WHAT YOU HAVE TO DO:
Write out the material exactly, without any of its pictures.

[Start of MATERIAL PROVIDED]

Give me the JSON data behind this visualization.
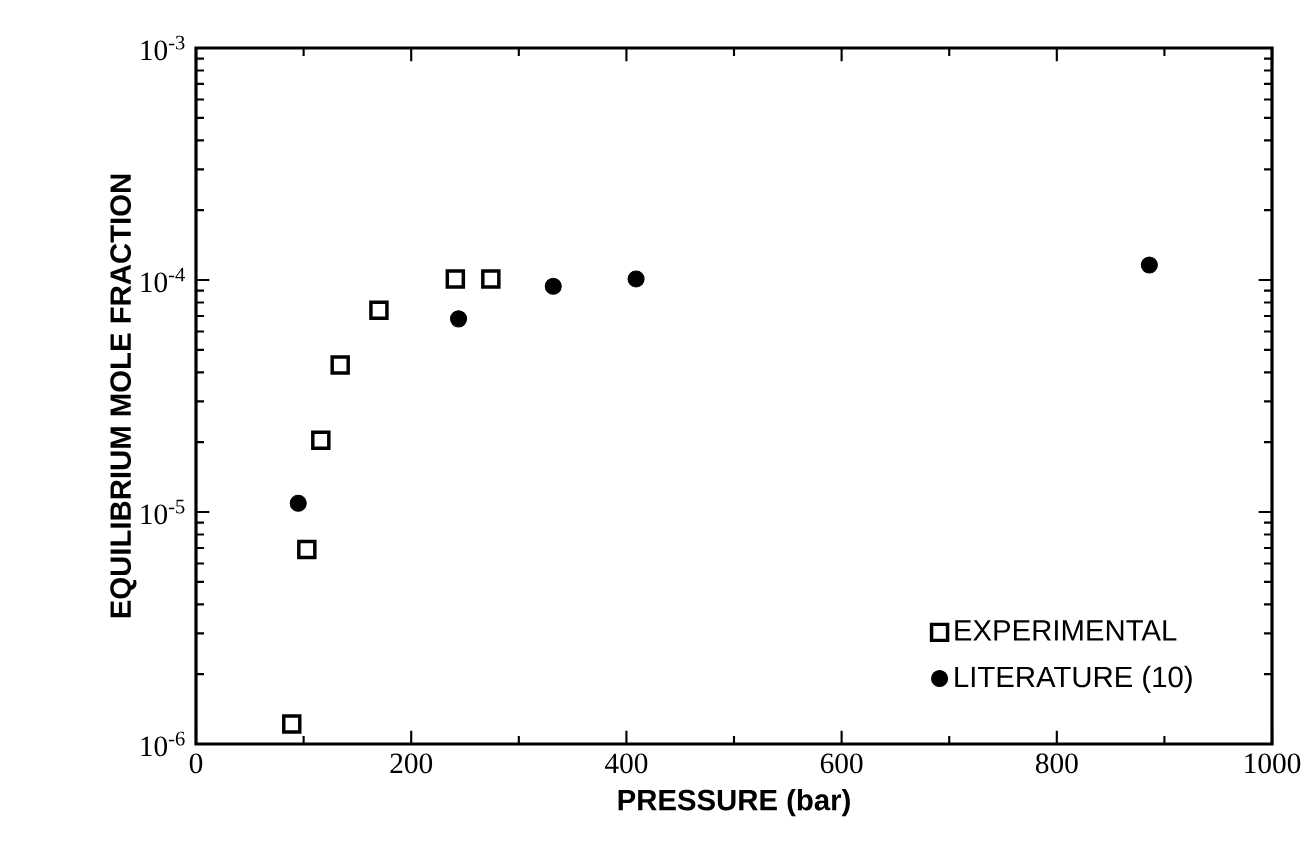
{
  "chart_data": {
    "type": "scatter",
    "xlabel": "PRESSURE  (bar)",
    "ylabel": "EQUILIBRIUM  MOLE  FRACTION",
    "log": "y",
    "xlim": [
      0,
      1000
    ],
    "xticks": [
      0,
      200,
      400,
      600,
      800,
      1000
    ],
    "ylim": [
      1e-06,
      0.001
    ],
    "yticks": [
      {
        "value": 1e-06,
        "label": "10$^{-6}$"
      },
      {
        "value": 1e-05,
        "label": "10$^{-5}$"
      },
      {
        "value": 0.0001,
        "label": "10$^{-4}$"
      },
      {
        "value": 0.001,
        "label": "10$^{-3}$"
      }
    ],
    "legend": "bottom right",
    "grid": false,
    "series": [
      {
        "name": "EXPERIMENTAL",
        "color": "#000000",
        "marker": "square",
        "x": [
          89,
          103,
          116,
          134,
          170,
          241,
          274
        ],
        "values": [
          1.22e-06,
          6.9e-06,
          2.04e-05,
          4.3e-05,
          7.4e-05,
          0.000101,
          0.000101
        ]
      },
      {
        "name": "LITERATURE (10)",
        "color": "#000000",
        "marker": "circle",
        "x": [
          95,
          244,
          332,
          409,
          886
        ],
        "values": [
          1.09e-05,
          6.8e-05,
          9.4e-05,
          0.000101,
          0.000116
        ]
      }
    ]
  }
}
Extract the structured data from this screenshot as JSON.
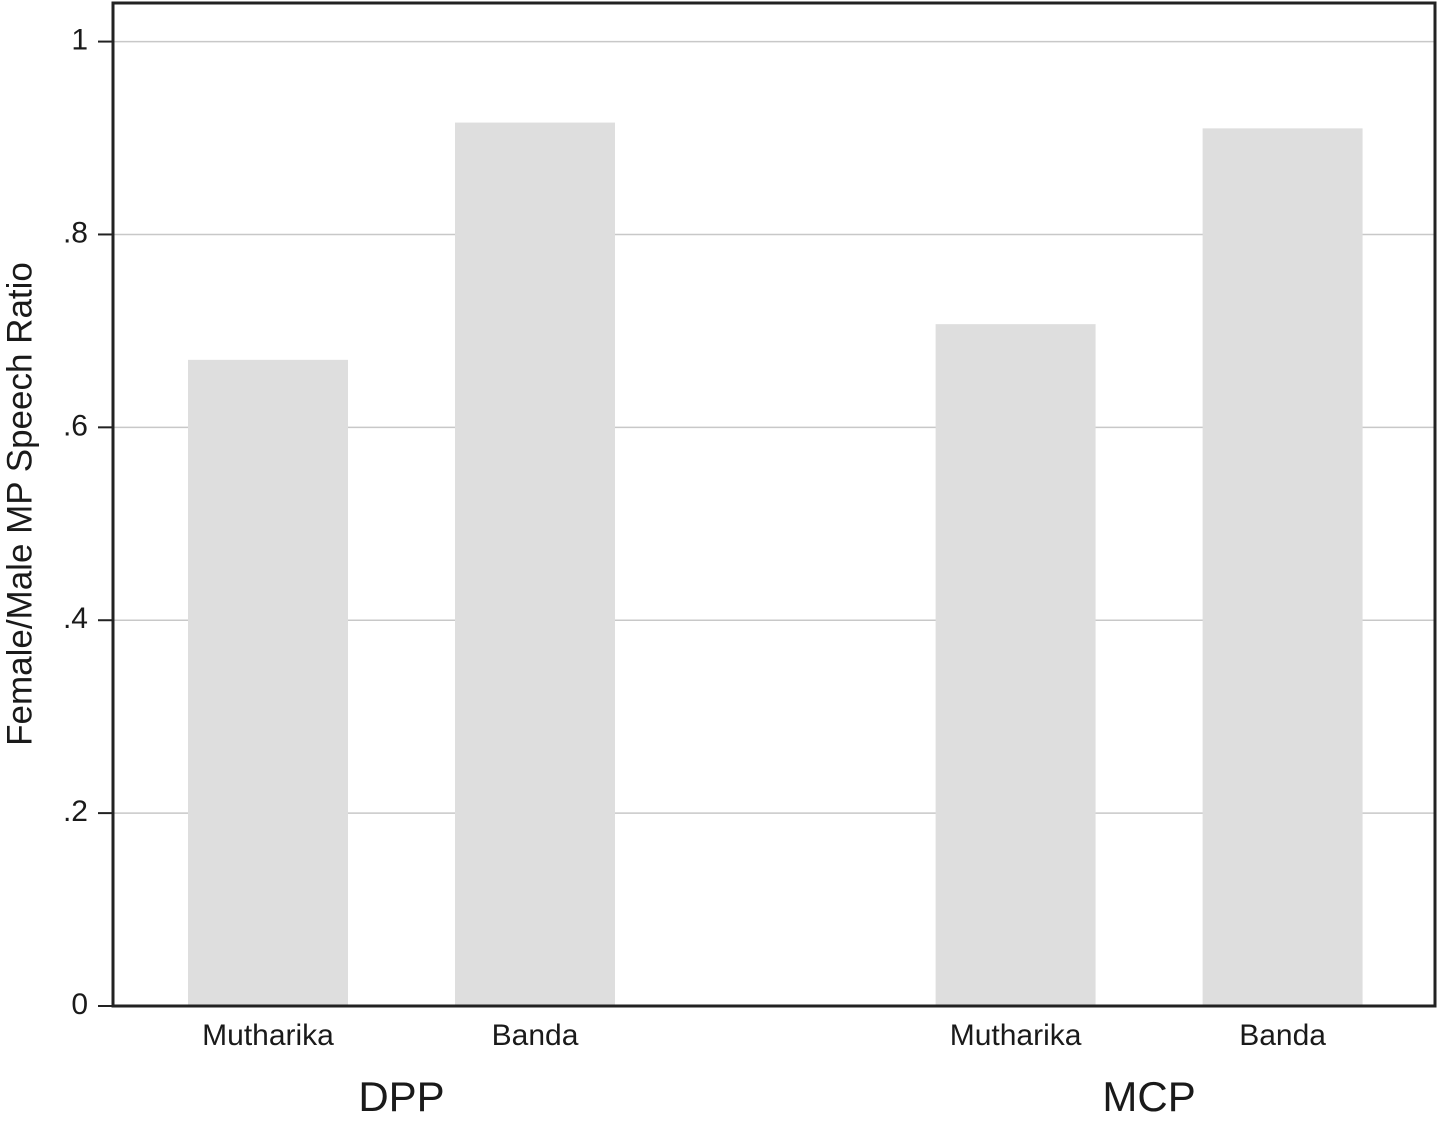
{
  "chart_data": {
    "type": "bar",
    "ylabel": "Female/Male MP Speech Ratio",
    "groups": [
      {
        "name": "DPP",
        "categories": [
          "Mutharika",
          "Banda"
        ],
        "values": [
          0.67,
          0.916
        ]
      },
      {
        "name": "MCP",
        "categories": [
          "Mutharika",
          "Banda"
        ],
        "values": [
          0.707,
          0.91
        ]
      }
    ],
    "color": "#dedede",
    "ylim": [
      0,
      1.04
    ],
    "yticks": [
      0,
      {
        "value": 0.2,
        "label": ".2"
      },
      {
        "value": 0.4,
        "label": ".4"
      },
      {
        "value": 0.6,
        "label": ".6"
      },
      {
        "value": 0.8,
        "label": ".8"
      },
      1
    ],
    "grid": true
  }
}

[End of MATERIAL PROVIDED]

COMPLETE ANSWER:
Give me the JSON data behind this visualization.
{
  "chart_data": {
    "type": "scatter",
    "xlabel": "PRESSURE  (bar)",
    "ylabel": "EQUILIBRIUM  MOLE  FRACTION",
    "log": "y",
    "xlim": [
      0,
      1000
    ],
    "xticks": [
      0,
      200,
      400,
      600,
      800,
      1000
    ],
    "ylim": [
      1e-06,
      0.001
    ],
    "yticks": [
      {
        "value": 1e-06,
        "label": "10$^{-6}$"
      },
      {
        "value": 1e-05,
        "label": "10$^{-5}$"
      },
      {
        "value": 0.0001,
        "label": "10$^{-4}$"
      },
      {
        "value": 0.001,
        "label": "10$^{-3}$"
      }
    ],
    "legend": "bottom right",
    "grid": false,
    "series": [
      {
        "name": "EXPERIMENTAL",
        "color": "#000000",
        "marker": "square",
        "x": [
          89,
          103,
          116,
          134,
          170,
          241,
          274
        ],
        "values": [
          1.22e-06,
          6.9e-06,
          2.04e-05,
          4.3e-05,
          7.4e-05,
          0.000101,
          0.000101
        ]
      },
      {
        "name": "LITERATURE (10)",
        "color": "#000000",
        "marker": "circle",
        "x": [
          95,
          244,
          332,
          409,
          886
        ],
        "values": [
          1.09e-05,
          6.8e-05,
          9.4e-05,
          0.000101,
          0.000116
        ]
      }
    ]
  }
}
Extract the structured data from this screenshot as JSON.
{
  "chart_data": {
    "type": "bar",
    "ylabel": "Female/Male MP Speech Ratio",
    "groups": [
      {
        "name": "DPP",
        "categories": [
          "Mutharika",
          "Banda"
        ],
        "values": [
          0.67,
          0.916
        ]
      },
      {
        "name": "MCP",
        "categories": [
          "Mutharika",
          "Banda"
        ],
        "values": [
          0.707,
          0.91
        ]
      }
    ],
    "color": "#dedede",
    "ylim": [
      0,
      1.04
    ],
    "yticks": [
      0,
      {
        "value": 0.2,
        "label": ".2"
      },
      {
        "value": 0.4,
        "label": ".4"
      },
      {
        "value": 0.6,
        "label": ".6"
      },
      {
        "value": 0.8,
        "label": ".8"
      },
      1
    ],
    "grid": true
  }
}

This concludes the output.